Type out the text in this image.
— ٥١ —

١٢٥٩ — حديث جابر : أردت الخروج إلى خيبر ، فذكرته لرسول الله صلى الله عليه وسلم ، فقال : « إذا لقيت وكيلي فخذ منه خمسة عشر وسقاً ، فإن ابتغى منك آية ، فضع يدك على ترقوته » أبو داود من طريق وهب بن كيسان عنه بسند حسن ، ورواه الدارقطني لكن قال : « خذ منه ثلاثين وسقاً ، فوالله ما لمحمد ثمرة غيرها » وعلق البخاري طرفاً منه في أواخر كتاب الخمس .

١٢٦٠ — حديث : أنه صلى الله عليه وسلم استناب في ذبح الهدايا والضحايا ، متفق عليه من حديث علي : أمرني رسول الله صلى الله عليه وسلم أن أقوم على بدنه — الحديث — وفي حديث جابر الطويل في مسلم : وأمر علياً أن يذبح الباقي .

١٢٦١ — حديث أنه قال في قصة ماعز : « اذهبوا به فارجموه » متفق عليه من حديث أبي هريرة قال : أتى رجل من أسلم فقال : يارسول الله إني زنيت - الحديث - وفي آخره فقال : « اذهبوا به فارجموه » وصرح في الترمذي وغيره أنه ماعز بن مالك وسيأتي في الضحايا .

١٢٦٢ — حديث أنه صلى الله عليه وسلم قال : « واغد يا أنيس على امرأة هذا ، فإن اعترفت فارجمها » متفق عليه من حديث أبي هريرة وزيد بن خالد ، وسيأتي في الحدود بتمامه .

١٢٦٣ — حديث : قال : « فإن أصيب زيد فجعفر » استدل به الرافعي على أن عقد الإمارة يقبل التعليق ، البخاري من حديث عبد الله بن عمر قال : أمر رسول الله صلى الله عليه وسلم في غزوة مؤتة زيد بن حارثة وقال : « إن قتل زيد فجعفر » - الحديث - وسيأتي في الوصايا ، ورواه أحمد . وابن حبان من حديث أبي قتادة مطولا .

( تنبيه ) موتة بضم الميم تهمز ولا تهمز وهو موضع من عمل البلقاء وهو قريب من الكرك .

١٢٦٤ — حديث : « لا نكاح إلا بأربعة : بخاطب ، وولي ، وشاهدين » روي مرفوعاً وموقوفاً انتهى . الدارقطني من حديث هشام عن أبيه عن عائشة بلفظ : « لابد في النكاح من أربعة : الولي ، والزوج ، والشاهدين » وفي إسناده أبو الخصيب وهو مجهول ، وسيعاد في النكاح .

◆ ◆ ◆

• DO THIS: Pull every line containing "هريرة" from the data.

• EXERCISE SOLUTION:
١٢٦١ — حديث أنه قال في قصة ماعز : « اذهبوا به فارجموه » متفق عليه من حديث أبي هريرة قال : أتى رجل من أسلم فقال : يارسول الله إني زنيت - الحديث - وفي آخره فقال : « اذهبوا به فارجموه » وصرح في الترمذي وغيره أنه ماعز بن مالك وسيأتي في الضحايا .
١٢٦٢ — حديث أنه صلى الله عليه وسلم قال : « واغد يا أنيس على امرأة هذا ، فإن اعترفت فارجمها » متفق عليه من حديث أبي هريرة وزيد بن خالد ، وسيأتي في الحدود بتمامه .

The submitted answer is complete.